Do this: From the entries below, copy out every line with "night" in it.

Supplied records:
+ + + + +

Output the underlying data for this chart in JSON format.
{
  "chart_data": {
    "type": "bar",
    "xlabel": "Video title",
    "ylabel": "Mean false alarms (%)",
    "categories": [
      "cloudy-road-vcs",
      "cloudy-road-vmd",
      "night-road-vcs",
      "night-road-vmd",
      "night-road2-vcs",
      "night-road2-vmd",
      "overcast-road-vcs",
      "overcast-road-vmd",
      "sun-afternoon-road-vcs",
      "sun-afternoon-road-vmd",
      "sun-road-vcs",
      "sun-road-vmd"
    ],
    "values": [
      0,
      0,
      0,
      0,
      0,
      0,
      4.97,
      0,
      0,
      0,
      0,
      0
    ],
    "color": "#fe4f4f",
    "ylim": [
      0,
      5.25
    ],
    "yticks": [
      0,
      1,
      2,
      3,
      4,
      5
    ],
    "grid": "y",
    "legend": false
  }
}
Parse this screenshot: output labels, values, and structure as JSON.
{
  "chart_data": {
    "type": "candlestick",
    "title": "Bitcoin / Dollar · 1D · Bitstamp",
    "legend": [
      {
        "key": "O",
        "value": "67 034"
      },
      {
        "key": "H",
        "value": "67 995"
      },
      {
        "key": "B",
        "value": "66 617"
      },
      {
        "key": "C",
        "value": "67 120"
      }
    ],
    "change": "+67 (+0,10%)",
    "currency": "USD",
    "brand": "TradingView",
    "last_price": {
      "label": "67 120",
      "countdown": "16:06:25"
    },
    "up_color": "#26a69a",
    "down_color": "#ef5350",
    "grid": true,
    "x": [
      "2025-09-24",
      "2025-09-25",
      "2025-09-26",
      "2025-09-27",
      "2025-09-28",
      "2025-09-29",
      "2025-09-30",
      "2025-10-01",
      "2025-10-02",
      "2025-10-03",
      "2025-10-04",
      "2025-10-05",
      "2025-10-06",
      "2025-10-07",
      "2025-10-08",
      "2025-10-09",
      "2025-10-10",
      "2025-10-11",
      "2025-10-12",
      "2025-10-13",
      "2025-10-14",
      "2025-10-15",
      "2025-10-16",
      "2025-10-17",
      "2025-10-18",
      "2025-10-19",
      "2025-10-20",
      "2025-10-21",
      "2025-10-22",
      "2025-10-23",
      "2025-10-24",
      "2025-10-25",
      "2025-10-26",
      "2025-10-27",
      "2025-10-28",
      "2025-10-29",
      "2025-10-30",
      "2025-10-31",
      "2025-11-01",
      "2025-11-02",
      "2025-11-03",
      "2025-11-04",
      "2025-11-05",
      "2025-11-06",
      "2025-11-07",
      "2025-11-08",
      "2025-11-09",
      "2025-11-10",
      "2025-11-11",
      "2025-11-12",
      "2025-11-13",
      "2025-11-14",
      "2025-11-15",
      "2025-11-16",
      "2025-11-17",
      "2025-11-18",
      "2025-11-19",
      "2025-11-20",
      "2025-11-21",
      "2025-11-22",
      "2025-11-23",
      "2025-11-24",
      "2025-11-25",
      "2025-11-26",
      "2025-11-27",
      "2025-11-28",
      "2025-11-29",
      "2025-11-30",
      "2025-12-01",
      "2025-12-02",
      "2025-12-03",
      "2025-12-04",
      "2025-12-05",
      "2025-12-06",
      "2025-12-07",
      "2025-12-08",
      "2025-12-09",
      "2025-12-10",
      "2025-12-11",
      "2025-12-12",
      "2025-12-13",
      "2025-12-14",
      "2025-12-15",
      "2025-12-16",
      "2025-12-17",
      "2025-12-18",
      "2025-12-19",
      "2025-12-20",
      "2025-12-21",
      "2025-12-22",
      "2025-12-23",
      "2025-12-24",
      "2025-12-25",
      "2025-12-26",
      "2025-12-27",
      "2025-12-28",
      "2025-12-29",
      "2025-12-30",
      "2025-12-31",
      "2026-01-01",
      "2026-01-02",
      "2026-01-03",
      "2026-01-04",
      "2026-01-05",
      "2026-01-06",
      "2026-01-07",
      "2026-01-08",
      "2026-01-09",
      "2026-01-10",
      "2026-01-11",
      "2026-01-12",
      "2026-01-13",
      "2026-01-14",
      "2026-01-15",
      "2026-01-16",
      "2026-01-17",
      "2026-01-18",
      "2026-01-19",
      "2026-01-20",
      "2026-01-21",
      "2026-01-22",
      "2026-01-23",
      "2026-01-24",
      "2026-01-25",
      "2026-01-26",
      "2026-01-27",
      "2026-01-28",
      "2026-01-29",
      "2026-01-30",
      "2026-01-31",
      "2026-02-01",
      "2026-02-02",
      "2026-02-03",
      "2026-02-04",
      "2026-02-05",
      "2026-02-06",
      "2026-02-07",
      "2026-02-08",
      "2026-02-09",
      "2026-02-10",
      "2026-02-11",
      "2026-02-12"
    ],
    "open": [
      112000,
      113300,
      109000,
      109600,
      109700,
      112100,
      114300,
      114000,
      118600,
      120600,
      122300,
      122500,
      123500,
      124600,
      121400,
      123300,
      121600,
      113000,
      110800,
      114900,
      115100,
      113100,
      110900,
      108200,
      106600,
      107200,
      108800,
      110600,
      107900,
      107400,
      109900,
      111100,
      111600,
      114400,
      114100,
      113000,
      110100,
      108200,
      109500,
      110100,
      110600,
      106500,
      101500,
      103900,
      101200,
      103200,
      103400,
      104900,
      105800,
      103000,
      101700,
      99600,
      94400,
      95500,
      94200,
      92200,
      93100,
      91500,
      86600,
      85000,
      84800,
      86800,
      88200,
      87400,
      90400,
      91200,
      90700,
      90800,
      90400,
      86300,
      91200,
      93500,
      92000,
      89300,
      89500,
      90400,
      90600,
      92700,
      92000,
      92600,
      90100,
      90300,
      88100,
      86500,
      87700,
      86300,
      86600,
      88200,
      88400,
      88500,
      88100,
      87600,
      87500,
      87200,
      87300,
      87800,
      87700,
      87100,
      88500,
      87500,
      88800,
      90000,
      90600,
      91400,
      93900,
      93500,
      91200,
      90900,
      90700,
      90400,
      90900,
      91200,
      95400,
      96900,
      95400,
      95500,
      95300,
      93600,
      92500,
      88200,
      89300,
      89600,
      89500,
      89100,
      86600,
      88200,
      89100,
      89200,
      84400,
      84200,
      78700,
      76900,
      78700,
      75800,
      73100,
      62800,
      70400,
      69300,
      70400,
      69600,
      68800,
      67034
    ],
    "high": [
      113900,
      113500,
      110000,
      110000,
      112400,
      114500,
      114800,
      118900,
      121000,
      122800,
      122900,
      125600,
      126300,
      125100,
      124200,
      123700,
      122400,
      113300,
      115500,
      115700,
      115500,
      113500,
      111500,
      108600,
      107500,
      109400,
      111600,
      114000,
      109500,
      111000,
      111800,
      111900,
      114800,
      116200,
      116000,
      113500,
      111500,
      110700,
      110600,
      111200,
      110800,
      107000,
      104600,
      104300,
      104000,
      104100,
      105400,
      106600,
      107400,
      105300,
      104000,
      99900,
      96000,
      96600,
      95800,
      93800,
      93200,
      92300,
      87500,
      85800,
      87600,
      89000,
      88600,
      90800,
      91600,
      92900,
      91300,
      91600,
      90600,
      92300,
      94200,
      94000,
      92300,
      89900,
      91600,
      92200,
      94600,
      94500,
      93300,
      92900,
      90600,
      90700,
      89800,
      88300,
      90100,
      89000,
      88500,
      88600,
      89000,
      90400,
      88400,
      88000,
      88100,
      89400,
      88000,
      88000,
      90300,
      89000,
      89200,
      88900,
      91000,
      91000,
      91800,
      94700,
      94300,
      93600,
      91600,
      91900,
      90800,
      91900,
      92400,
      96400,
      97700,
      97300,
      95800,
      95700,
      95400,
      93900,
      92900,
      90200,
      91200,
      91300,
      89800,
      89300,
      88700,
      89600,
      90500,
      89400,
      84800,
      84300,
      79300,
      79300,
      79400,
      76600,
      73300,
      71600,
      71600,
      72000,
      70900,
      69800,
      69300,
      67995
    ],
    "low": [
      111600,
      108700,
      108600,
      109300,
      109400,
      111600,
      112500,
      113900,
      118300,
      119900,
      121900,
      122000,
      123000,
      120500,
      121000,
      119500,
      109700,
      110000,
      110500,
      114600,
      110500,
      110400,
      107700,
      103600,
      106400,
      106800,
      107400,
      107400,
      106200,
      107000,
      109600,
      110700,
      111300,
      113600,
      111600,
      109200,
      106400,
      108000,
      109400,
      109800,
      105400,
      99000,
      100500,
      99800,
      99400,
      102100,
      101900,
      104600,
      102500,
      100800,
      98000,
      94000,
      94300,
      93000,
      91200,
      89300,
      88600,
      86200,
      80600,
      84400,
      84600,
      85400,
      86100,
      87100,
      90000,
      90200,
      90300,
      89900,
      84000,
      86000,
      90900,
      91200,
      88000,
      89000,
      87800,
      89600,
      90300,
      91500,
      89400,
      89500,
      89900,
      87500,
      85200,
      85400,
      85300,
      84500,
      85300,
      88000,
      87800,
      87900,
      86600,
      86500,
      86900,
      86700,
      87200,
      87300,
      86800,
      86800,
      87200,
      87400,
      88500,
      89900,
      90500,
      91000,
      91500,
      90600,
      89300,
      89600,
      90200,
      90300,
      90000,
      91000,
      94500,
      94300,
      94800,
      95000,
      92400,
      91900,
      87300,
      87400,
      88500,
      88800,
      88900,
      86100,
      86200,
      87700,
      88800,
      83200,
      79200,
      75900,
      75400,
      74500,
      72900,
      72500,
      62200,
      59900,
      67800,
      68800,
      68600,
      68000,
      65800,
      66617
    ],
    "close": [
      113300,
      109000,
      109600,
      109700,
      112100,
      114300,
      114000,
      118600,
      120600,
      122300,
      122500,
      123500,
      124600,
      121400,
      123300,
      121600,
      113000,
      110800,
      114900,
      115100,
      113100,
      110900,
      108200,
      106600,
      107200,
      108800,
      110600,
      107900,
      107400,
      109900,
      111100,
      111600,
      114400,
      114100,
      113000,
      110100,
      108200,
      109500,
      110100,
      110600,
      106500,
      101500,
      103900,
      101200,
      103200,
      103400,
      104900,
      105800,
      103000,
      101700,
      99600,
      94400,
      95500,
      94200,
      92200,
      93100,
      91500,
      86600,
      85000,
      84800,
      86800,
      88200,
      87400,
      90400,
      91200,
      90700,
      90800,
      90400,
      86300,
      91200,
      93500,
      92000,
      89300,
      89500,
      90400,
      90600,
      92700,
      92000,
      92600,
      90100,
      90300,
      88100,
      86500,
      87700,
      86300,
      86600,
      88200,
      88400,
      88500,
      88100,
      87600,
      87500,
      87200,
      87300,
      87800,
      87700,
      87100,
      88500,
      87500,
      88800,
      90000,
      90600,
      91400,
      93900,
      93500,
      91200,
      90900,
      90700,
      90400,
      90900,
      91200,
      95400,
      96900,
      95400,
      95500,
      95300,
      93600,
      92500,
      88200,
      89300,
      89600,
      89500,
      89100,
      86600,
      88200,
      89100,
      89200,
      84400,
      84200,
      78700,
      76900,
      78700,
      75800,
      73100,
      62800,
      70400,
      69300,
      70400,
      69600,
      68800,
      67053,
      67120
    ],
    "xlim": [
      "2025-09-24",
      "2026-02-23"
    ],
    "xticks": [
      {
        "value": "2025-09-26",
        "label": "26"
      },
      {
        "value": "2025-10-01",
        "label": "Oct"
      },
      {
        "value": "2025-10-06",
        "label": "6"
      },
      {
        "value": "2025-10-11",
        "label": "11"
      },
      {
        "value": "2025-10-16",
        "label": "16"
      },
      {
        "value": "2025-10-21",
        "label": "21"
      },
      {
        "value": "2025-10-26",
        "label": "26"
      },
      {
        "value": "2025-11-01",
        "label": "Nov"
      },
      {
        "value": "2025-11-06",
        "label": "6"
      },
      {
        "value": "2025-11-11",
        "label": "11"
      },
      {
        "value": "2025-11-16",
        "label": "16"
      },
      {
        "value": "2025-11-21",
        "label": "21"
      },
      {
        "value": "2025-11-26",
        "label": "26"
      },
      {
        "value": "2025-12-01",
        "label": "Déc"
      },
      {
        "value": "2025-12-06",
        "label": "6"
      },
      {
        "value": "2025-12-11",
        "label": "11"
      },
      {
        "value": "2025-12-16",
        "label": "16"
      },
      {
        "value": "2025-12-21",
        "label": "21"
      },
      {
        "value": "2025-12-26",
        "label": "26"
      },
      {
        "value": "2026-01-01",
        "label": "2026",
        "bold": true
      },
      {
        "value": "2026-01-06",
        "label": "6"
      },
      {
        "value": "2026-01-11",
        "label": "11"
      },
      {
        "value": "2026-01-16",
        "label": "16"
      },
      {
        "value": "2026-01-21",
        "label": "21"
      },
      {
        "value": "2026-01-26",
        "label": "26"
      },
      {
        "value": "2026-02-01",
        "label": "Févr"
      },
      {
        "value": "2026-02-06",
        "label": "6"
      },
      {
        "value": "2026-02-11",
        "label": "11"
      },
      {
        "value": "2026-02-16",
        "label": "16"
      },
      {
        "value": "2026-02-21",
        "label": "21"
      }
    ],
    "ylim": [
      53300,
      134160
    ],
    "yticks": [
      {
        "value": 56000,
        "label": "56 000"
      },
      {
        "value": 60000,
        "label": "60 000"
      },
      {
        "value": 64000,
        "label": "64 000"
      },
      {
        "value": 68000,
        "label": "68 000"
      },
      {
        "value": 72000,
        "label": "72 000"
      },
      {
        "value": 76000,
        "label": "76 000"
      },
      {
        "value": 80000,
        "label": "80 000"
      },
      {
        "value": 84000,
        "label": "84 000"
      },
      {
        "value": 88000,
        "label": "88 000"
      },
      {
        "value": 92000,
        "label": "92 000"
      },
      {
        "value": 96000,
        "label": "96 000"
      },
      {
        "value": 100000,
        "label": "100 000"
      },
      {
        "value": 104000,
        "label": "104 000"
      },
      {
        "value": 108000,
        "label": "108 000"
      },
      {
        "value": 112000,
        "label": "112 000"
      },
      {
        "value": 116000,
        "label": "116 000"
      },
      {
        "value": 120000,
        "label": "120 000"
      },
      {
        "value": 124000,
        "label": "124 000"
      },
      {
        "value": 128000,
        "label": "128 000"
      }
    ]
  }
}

+ + + + +

The result:
      "night-road-vcs",
      "night-road-vmd",
      "night-road2-vcs",
      "night-road2-vmd",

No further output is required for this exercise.